Here are records with pictures in them. Copy all of them exactly and leave the pictures out.

[RAW RECORDS]
______
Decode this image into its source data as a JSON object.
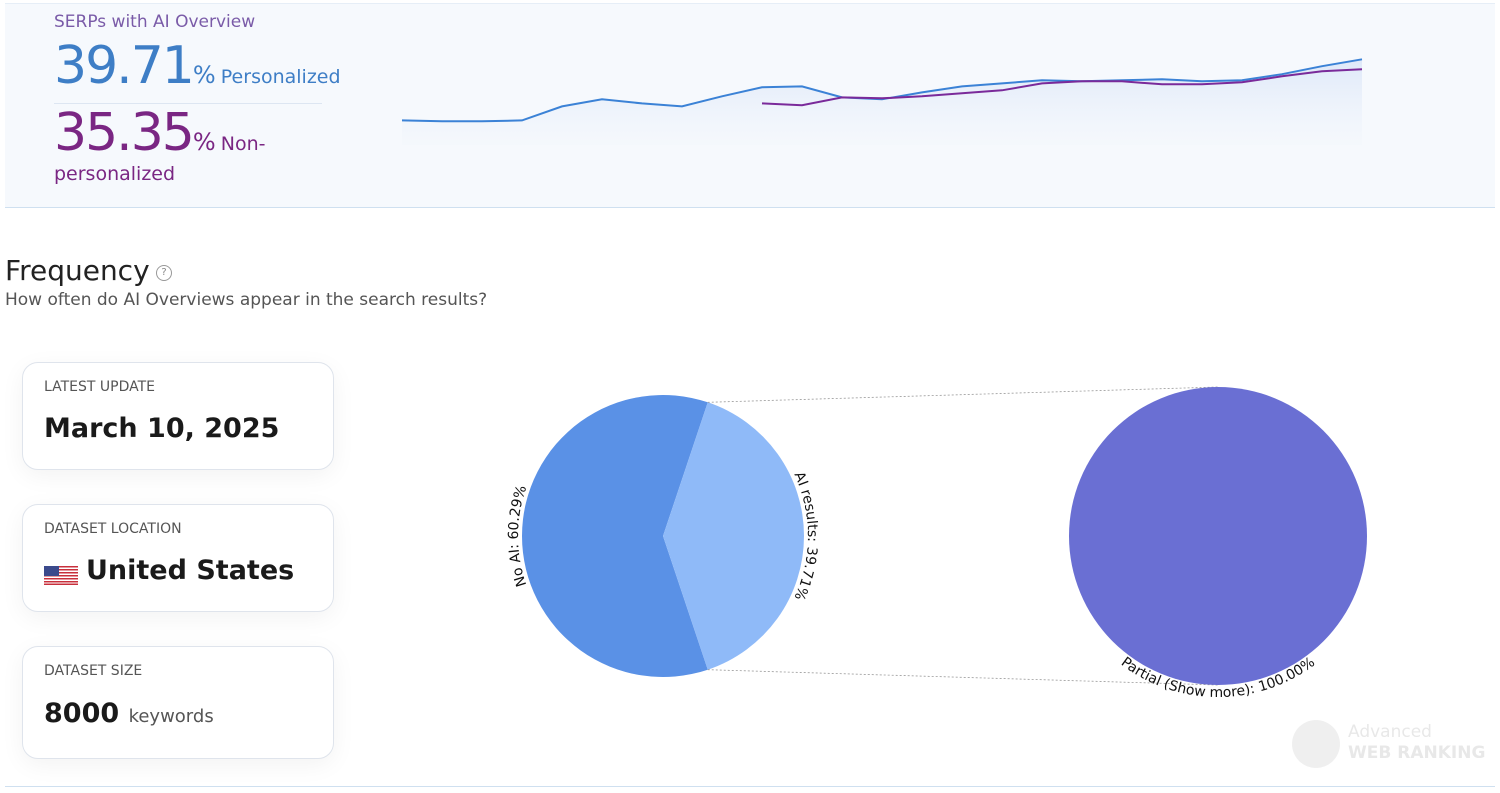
{
  "header": {
    "title": "SERPs with AI Overview",
    "personalized": {
      "value": 39.71,
      "unit": "%",
      "label": "Personalized"
    },
    "non_personalized": {
      "value": 35.35,
      "unit": "%",
      "label": "Non-personalized"
    }
  },
  "sparkline": {
    "type": "line",
    "categories": [
      null,
      null,
      null,
      null,
      null,
      null,
      null,
      null,
      null,
      null,
      null,
      null,
      null,
      null,
      null,
      null,
      null,
      null,
      null,
      null,
      null,
      null,
      null,
      null,
      null
    ],
    "ylim": [
      5,
      42
    ],
    "series": [
      {
        "name": "Personalized",
        "color": "#3b82d6",
        "values": [
          13.1,
          12.7,
          12.7,
          13.1,
          19.2,
          22.3,
          20.5,
          19.2,
          23.6,
          27.5,
          27.9,
          23.1,
          22.3,
          25.3,
          27.9,
          29.2,
          30.6,
          30.1,
          30.6,
          31.0,
          30.1,
          30.6,
          33.2,
          36.7,
          39.71
        ]
      },
      {
        "name": "Non-personalized",
        "color": "#7a2a9a",
        "values": [
          null,
          null,
          null,
          null,
          null,
          null,
          null,
          null,
          null,
          20.5,
          19.7,
          23.1,
          22.7,
          23.6,
          24.9,
          26.2,
          29.2,
          30.1,
          30.1,
          28.8,
          28.8,
          29.7,
          32.3,
          34.5,
          35.35
        ]
      }
    ]
  },
  "section": {
    "title": "Frequency",
    "help": "?",
    "subtitle": "How often do AI Overviews appear in the search results?"
  },
  "cards": [
    {
      "label": "LATEST UPDATE",
      "value": "March 10, 2025"
    },
    {
      "label": "DATASET LOCATION",
      "value": "United States"
    },
    {
      "label": "DATASET SIZE",
      "value": 8000,
      "unit": "keywords"
    }
  ],
  "pie": {
    "type": "pie",
    "categories": [
      "No AI",
      "AI results"
    ],
    "values": [
      60.29,
      39.71
    ],
    "value_labels": [
      "No AI: 60.29%",
      "AI results: 39.71%"
    ],
    "colors": [
      "#5a91e6",
      "#8fbaf8"
    ]
  },
  "detail_pie": {
    "type": "pie",
    "categories": [
      "Partial (Show more)"
    ],
    "values": [
      100
    ],
    "value_labels": [
      "Partial (Show more): 100.00%"
    ],
    "colors": [
      "#6a6fd3"
    ]
  },
  "watermark": {
    "line1": "Advanced",
    "line2": "WEB RANKING"
  }
}
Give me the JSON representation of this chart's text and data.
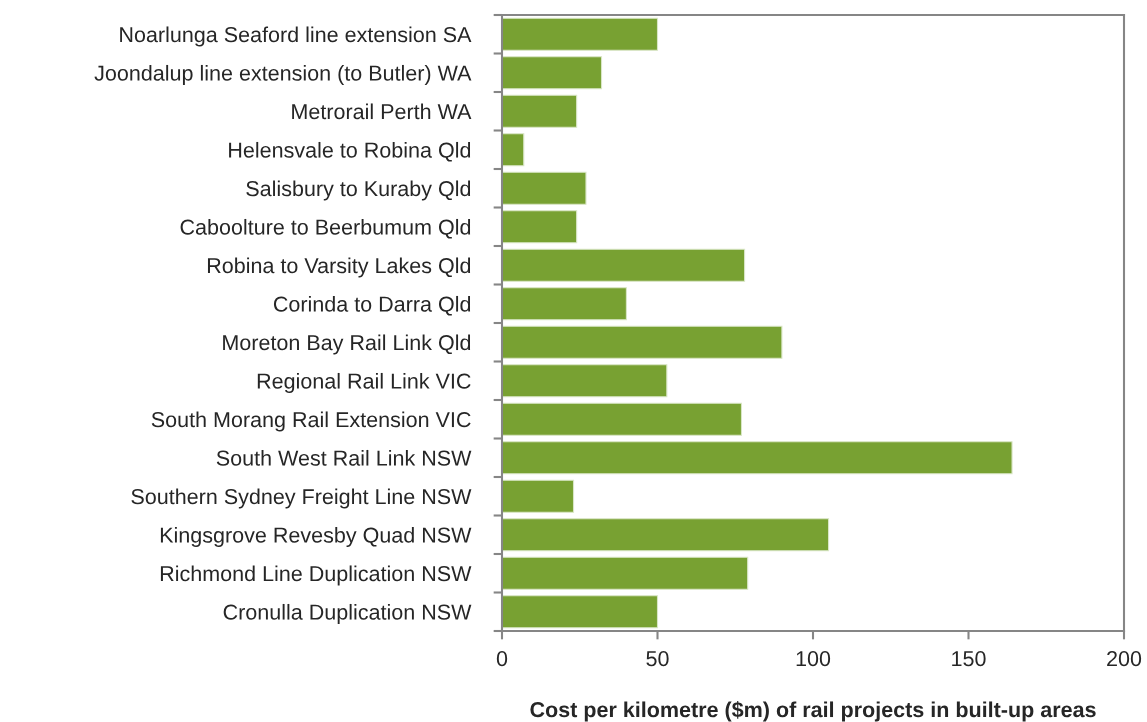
{
  "chart_data": {
    "type": "bar",
    "orientation": "horizontal",
    "xlabel": "Cost per kilometre ($m) of rail projects in built-up areas",
    "categories": [
      "Noarlunga Seaford line extension SA",
      "Joondalup line extension (to Butler) WA",
      "Metrorail Perth WA",
      "Helensvale to Robina Qld",
      "Salisbury to Kuraby Qld",
      "Caboolture to Beerbumum Qld",
      "Robina to Varsity Lakes Qld",
      "Corinda to Darra Qld",
      "Moreton Bay Rail Link Qld",
      "Regional Rail Link VIC",
      "South Morang Rail Extension VIC",
      "South West Rail Link NSW",
      "Southern Sydney Freight Line NSW",
      "Kingsgrove Revesby Quad NSW",
      "Richmond Line Duplication NSW",
      "Cronulla Duplication NSW"
    ],
    "values": [
      50,
      32,
      24,
      7,
      27,
      24,
      78,
      40,
      90,
      53,
      77,
      164,
      23,
      105,
      79,
      50
    ],
    "color": "#78a132",
    "xlim": [
      0,
      200
    ],
    "xticks": [
      0,
      50,
      100,
      150,
      200
    ],
    "grid": false,
    "legend": false
  }
}
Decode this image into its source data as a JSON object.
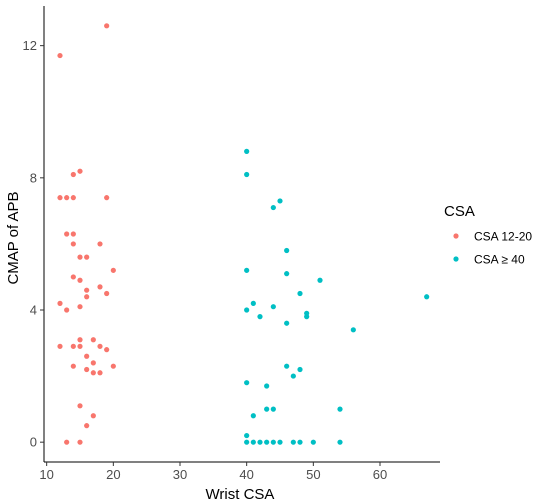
{
  "chart_data": {
    "type": "scatter",
    "title": "",
    "xlabel": "Wrist CSA",
    "ylabel": "CMAP of APB",
    "xlim": [
      9.6,
      69.0
    ],
    "ylim": [
      -0.6,
      13.2
    ],
    "xticks": [
      10,
      20,
      30,
      40,
      50,
      60
    ],
    "yticks": [
      0,
      4,
      8,
      12
    ],
    "grid": false,
    "legend": {
      "title": "CSA",
      "position": "right"
    },
    "series": [
      {
        "name": "CSA 12-20",
        "color": "#F8766D",
        "points": [
          [
            12,
            11.7
          ],
          [
            19,
            12.6
          ],
          [
            15,
            8.2
          ],
          [
            14,
            8.1
          ],
          [
            12,
            7.4
          ],
          [
            13,
            7.4
          ],
          [
            14,
            7.4
          ],
          [
            19,
            7.4
          ],
          [
            13,
            6.3
          ],
          [
            14,
            6.3
          ],
          [
            14,
            6.0
          ],
          [
            18,
            6.0
          ],
          [
            15,
            5.6
          ],
          [
            16,
            5.6
          ],
          [
            14,
            5.0
          ],
          [
            15,
            4.9
          ],
          [
            20,
            5.2
          ],
          [
            16,
            4.6
          ],
          [
            18,
            4.7
          ],
          [
            19,
            4.5
          ],
          [
            16,
            4.4
          ],
          [
            12,
            4.2
          ],
          [
            15,
            4.1
          ],
          [
            13,
            4.0
          ],
          [
            17,
            3.1
          ],
          [
            15,
            3.1
          ],
          [
            12,
            2.9
          ],
          [
            14,
            2.9
          ],
          [
            15,
            2.9
          ],
          [
            18,
            2.9
          ],
          [
            19,
            2.8
          ],
          [
            16,
            2.6
          ],
          [
            17,
            2.4
          ],
          [
            14,
            2.3
          ],
          [
            20,
            2.3
          ],
          [
            16,
            2.2
          ],
          [
            17,
            2.1
          ],
          [
            18,
            2.1
          ],
          [
            15,
            1.1
          ],
          [
            17,
            0.8
          ],
          [
            16,
            0.5
          ],
          [
            13,
            0.0
          ],
          [
            15,
            0.0
          ]
        ]
      },
      {
        "name": "CSA ≥ 40",
        "color": "#00BFC4",
        "points": [
          [
            40,
            8.8
          ],
          [
            40,
            8.1
          ],
          [
            45,
            7.3
          ],
          [
            44,
            7.1
          ],
          [
            46,
            5.8
          ],
          [
            40,
            5.2
          ],
          [
            46,
            5.1
          ],
          [
            51,
            4.9
          ],
          [
            48,
            4.5
          ],
          [
            41,
            4.2
          ],
          [
            44,
            4.1
          ],
          [
            40,
            4.0
          ],
          [
            49,
            3.9
          ],
          [
            49,
            3.8
          ],
          [
            42,
            3.8
          ],
          [
            46,
            3.6
          ],
          [
            56,
            3.4
          ],
          [
            67,
            4.4
          ],
          [
            46,
            2.3
          ],
          [
            48,
            2.2
          ],
          [
            47,
            2.0
          ],
          [
            40,
            1.8
          ],
          [
            43,
            1.7
          ],
          [
            44,
            1.0
          ],
          [
            43,
            1.0
          ],
          [
            54,
            1.0
          ],
          [
            41,
            0.8
          ],
          [
            40,
            0.2
          ],
          [
            40,
            0.0
          ],
          [
            41,
            0.0
          ],
          [
            42,
            0.0
          ],
          [
            43,
            0.0
          ],
          [
            44,
            0.0
          ],
          [
            45,
            0.0
          ],
          [
            47,
            0.0
          ],
          [
            48,
            0.0
          ],
          [
            50,
            0.0
          ],
          [
            54,
            0.0
          ]
        ]
      }
    ]
  }
}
______
[ANSWER BELOW]
Decode this image into its source data as a JSON object.
{
  "header": {
    "title": "SERPs with AI Overview",
    "personalized": {
      "value": 39.71,
      "unit": "%",
      "label": "Personalized"
    },
    "non_personalized": {
      "value": 35.35,
      "unit": "%",
      "label": "Non-personalized"
    }
  },
  "sparkline": {
    "type": "line",
    "categories": [
      null,
      null,
      null,
      null,
      null,
      null,
      null,
      null,
      null,
      null,
      null,
      null,
      null,
      null,
      null,
      null,
      null,
      null,
      null,
      null,
      null,
      null,
      null,
      null,
      null
    ],
    "ylim": [
      5,
      42
    ],
    "series": [
      {
        "name": "Personalized",
        "color": "#3b82d6",
        "values": [
          13.1,
          12.7,
          12.7,
          13.1,
          19.2,
          22.3,
          20.5,
          19.2,
          23.6,
          27.5,
          27.9,
          23.1,
          22.3,
          25.3,
          27.9,
          29.2,
          30.6,
          30.1,
          30.6,
          31.0,
          30.1,
          30.6,
          33.2,
          36.7,
          39.71
        ]
      },
      {
        "name": "Non-personalized",
        "color": "#7a2a9a",
        "values": [
          null,
          null,
          null,
          null,
          null,
          null,
          null,
          null,
          null,
          20.5,
          19.7,
          23.1,
          22.7,
          23.6,
          24.9,
          26.2,
          29.2,
          30.1,
          30.1,
          28.8,
          28.8,
          29.7,
          32.3,
          34.5,
          35.35
        ]
      }
    ]
  },
  "section": {
    "title": "Frequency",
    "help": "?",
    "subtitle": "How often do AI Overviews appear in the search results?"
  },
  "cards": [
    {
      "label": "LATEST UPDATE",
      "value": "March 10, 2025"
    },
    {
      "label": "DATASET LOCATION",
      "value": "United States"
    },
    {
      "label": "DATASET SIZE",
      "value": 8000,
      "unit": "keywords"
    }
  ],
  "pie": {
    "type": "pie",
    "categories": [
      "No AI",
      "AI results"
    ],
    "values": [
      60.29,
      39.71
    ],
    "value_labels": [
      "No AI: 60.29%",
      "AI results: 39.71%"
    ],
    "colors": [
      "#5a91e6",
      "#8fbaf8"
    ]
  },
  "detail_pie": {
    "type": "pie",
    "categories": [
      "Partial (Show more)"
    ],
    "values": [
      100
    ],
    "value_labels": [
      "Partial (Show more): 100.00%"
    ],
    "colors": [
      "#6a6fd3"
    ]
  },
  "watermark": {
    "line1": "Advanced",
    "line2": "WEB RANKING"
  }
}
Give me the JSON representation of this chart's text and data.
{
  "chart_data": {
    "type": "bar",
    "orientation": "horizontal",
    "xlabel": "Cost per kilometre ($m) of rail projects in built-up areas",
    "categories": [
      "Noarlunga Seaford line extension SA",
      "Joondalup line extension (to Butler) WA",
      "Metrorail Perth WA",
      "Helensvale to Robina Qld",
      "Salisbury to Kuraby Qld",
      "Caboolture to Beerbumum Qld",
      "Robina to Varsity Lakes Qld",
      "Corinda to Darra Qld",
      "Moreton Bay Rail Link Qld",
      "Regional Rail Link VIC",
      "South Morang Rail Extension VIC",
      "South West Rail Link NSW",
      "Southern Sydney Freight Line NSW",
      "Kingsgrove Revesby Quad NSW",
      "Richmond Line Duplication NSW",
      "Cronulla Duplication NSW"
    ],
    "values": [
      50,
      32,
      24,
      7,
      27,
      24,
      78,
      40,
      90,
      53,
      77,
      164,
      23,
      105,
      79,
      50
    ],
    "color": "#78a132",
    "xlim": [
      0,
      200
    ],
    "xticks": [
      0,
      50,
      100,
      150,
      200
    ],
    "grid": false,
    "legend": false
  }
}
Decode this image into its source data as a JSON object.
{
  "chart_data": {
    "type": "scatter",
    "title": "",
    "xlabel": "Wrist CSA",
    "ylabel": "CMAP of APB",
    "xlim": [
      9.6,
      69.0
    ],
    "ylim": [
      -0.6,
      13.2
    ],
    "xticks": [
      10,
      20,
      30,
      40,
      50,
      60
    ],
    "yticks": [
      0,
      4,
      8,
      12
    ],
    "grid": false,
    "legend": {
      "title": "CSA",
      "position": "right"
    },
    "series": [
      {
        "name": "CSA 12-20",
        "color": "#F8766D",
        "points": [
          [
            12,
            11.7
          ],
          [
            19,
            12.6
          ],
          [
            15,
            8.2
          ],
          [
            14,
            8.1
          ],
          [
            12,
            7.4
          ],
          [
            13,
            7.4
          ],
          [
            14,
            7.4
          ],
          [
            19,
            7.4
          ],
          [
            13,
            6.3
          ],
          [
            14,
            6.3
          ],
          [
            14,
            6.0
          ],
          [
            18,
            6.0
          ],
          [
            15,
            5.6
          ],
          [
            16,
            5.6
          ],
          [
            14,
            5.0
          ],
          [
            15,
            4.9
          ],
          [
            20,
            5.2
          ],
          [
            16,
            4.6
          ],
          [
            18,
            4.7
          ],
          [
            19,
            4.5
          ],
          [
            16,
            4.4
          ],
          [
            12,
            4.2
          ],
          [
            15,
            4.1
          ],
          [
            13,
            4.0
          ],
          [
            17,
            3.1
          ],
          [
            15,
            3.1
          ],
          [
            12,
            2.9
          ],
          [
            14,
            2.9
          ],
          [
            15,
            2.9
          ],
          [
            18,
            2.9
          ],
          [
            19,
            2.8
          ],
          [
            16,
            2.6
          ],
          [
            17,
            2.4
          ],
          [
            14,
            2.3
          ],
          [
            20,
            2.3
          ],
          [
            16,
            2.2
          ],
          [
            17,
            2.1
          ],
          [
            18,
            2.1
          ],
          [
            15,
            1.1
          ],
          [
            17,
            0.8
          ],
          [
            16,
            0.5
          ],
          [
            13,
            0.0
          ],
          [
            15,
            0.0
          ]
        ]
      },
      {
        "name": "CSA ≥ 40",
        "color": "#00BFC4",
        "points": [
          [
            40,
            8.8
          ],
          [
            40,
            8.1
          ],
          [
            45,
            7.3
          ],
          [
            44,
            7.1
          ],
          [
            46,
            5.8
          ],
          [
            40,
            5.2
          ],
          [
            46,
            5.1
          ],
          [
            51,
            4.9
          ],
          [
            48,
            4.5
          ],
          [
            41,
            4.2
          ],
          [
            44,
            4.1
          ],
          [
            40,
            4.0
          ],
          [
            49,
            3.9
          ],
          [
            49,
            3.8
          ],
          [
            42,
            3.8
          ],
          [
            46,
            3.6
          ],
          [
            56,
            3.4
          ],
          [
            67,
            4.4
          ],
          [
            46,
            2.3
          ],
          [
            48,
            2.2
          ],
          [
            47,
            2.0
          ],
          [
            40,
            1.8
          ],
          [
            43,
            1.7
          ],
          [
            44,
            1.0
          ],
          [
            43,
            1.0
          ],
          [
            54,
            1.0
          ],
          [
            41,
            0.8
          ],
          [
            40,
            0.2
          ],
          [
            40,
            0.0
          ],
          [
            41,
            0.0
          ],
          [
            42,
            0.0
          ],
          [
            43,
            0.0
          ],
          [
            44,
            0.0
          ],
          [
            45,
            0.0
          ],
          [
            47,
            0.0
          ],
          [
            48,
            0.0
          ],
          [
            50,
            0.0
          ],
          [
            54,
            0.0
          ]
        ]
      }
    ]
  }
}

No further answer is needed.